* Input for this task *
********************
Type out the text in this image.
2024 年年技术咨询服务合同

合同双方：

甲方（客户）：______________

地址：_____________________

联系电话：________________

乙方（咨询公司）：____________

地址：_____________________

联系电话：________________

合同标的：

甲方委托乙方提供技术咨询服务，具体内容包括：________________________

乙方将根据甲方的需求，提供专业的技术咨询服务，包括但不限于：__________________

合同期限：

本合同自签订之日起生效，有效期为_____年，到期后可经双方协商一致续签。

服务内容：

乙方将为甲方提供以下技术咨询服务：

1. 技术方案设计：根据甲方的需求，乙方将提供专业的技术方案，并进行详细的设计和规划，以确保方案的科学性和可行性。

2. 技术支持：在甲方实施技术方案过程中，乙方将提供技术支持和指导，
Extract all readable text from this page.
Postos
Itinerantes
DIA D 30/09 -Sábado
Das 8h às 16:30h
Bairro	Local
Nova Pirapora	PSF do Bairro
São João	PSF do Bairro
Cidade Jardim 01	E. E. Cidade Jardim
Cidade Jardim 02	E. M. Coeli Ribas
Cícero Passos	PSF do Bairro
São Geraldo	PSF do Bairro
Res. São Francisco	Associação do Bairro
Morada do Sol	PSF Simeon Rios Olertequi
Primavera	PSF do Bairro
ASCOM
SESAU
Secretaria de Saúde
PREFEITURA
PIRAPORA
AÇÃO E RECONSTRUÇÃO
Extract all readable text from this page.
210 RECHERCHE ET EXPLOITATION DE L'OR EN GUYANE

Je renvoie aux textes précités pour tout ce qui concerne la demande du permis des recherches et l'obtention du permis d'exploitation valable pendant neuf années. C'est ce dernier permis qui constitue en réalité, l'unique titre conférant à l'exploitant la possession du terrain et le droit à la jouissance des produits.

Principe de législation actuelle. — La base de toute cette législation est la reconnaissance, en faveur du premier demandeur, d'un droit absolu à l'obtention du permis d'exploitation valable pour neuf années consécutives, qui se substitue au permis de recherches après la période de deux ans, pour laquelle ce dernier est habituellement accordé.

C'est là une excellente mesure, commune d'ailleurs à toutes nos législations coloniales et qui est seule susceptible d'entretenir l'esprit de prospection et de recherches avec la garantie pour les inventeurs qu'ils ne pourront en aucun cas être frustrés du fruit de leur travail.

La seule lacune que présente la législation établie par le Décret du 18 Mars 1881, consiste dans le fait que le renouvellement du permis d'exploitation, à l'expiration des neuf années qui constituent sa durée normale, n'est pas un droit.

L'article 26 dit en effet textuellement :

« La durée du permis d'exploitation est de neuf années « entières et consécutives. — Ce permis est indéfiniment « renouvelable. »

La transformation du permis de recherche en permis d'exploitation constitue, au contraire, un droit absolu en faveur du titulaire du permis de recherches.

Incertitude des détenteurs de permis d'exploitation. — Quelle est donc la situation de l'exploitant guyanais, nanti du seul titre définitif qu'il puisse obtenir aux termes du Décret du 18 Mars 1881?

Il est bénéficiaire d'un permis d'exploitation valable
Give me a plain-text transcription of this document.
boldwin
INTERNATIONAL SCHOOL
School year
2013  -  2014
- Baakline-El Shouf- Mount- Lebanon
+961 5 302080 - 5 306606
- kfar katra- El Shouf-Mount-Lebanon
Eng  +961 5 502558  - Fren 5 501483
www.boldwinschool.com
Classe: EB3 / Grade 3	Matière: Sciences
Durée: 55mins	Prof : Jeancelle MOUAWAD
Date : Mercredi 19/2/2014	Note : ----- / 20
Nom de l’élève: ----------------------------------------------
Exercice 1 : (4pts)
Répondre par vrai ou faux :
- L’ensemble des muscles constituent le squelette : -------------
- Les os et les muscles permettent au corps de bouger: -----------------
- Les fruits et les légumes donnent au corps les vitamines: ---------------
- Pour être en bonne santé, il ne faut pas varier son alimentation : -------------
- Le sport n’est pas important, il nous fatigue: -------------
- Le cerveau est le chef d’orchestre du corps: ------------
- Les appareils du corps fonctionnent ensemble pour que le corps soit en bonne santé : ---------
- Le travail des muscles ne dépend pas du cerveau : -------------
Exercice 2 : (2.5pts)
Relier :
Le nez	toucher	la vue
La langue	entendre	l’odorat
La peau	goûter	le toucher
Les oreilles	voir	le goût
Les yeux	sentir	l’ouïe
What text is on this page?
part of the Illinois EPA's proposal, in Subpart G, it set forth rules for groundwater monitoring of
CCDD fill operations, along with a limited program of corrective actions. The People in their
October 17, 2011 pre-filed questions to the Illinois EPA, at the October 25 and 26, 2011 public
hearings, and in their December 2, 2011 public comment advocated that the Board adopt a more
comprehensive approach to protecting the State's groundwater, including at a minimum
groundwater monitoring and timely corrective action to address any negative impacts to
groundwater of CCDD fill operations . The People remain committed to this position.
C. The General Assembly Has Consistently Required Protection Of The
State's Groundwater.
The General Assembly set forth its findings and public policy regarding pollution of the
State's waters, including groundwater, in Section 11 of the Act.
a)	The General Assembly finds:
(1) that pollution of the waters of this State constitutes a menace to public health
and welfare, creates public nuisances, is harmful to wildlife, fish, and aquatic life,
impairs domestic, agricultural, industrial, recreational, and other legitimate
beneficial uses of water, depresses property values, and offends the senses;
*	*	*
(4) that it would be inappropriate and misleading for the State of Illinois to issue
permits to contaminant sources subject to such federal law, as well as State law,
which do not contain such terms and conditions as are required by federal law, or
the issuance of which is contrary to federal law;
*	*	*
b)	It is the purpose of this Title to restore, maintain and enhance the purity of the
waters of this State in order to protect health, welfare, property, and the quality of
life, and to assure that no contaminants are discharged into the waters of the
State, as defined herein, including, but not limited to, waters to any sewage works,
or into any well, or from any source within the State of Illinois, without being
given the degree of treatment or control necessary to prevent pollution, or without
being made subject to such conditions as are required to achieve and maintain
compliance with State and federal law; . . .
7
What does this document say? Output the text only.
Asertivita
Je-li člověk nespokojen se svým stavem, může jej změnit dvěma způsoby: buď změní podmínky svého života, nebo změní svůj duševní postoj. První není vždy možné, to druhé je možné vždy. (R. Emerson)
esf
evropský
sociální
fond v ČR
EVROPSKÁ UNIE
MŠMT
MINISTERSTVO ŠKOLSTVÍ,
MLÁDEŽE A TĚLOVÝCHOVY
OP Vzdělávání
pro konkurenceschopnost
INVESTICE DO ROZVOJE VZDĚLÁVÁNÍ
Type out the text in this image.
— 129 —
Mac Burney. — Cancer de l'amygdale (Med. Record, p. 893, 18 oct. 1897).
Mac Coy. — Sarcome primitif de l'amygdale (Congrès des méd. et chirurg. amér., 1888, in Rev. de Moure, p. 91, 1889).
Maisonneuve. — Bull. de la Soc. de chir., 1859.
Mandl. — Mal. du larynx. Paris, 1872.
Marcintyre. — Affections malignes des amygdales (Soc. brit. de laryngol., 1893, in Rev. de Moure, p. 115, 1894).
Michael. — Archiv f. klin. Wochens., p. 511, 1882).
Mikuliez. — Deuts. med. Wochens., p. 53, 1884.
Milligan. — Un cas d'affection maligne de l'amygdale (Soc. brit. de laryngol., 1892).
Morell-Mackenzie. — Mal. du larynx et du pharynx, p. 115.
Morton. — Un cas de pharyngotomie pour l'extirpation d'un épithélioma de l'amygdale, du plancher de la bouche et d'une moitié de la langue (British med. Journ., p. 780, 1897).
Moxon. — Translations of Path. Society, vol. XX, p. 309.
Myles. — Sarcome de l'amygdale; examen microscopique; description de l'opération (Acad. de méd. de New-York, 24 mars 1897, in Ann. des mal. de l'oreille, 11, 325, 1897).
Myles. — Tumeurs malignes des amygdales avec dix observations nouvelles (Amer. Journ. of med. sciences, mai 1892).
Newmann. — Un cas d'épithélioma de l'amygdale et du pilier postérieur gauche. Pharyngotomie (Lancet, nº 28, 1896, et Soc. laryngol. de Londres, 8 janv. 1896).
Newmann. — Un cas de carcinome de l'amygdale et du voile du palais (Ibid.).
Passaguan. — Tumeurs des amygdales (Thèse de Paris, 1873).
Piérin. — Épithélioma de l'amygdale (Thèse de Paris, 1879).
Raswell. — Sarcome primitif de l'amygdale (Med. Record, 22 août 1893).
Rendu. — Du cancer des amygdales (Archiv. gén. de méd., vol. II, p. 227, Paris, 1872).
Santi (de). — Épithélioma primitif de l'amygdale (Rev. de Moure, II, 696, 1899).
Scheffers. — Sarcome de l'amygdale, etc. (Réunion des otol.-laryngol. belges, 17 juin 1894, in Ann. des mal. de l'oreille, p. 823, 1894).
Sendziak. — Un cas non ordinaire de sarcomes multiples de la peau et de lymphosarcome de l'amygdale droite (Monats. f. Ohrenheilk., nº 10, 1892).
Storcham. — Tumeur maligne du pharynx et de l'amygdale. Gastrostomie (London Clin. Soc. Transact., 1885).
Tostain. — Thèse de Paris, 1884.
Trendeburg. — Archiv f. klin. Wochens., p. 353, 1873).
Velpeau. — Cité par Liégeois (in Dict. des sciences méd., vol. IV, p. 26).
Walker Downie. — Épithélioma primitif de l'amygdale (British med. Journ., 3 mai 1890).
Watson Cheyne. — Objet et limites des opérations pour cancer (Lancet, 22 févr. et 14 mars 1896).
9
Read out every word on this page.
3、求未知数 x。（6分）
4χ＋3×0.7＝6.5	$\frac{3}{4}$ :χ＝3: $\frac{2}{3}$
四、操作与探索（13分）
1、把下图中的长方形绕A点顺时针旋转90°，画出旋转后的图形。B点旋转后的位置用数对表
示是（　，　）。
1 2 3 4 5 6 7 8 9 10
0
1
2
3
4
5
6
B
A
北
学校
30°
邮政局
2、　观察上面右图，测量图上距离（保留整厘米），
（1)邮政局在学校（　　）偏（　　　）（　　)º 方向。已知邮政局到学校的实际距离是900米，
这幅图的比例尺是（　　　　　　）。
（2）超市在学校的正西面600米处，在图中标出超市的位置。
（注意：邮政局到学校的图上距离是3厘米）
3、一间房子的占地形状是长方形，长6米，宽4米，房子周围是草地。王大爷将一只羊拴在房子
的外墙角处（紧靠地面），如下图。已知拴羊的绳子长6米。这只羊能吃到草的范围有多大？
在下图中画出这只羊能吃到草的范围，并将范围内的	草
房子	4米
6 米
********************
* Instruction *
Gather every line from the listing above in which "subject" appears, and copy those lines.

* Right answer *
permits to contaminant sources subject to such federal law, as well as State law,
being made subject to such conditions as are required to achieve and maintain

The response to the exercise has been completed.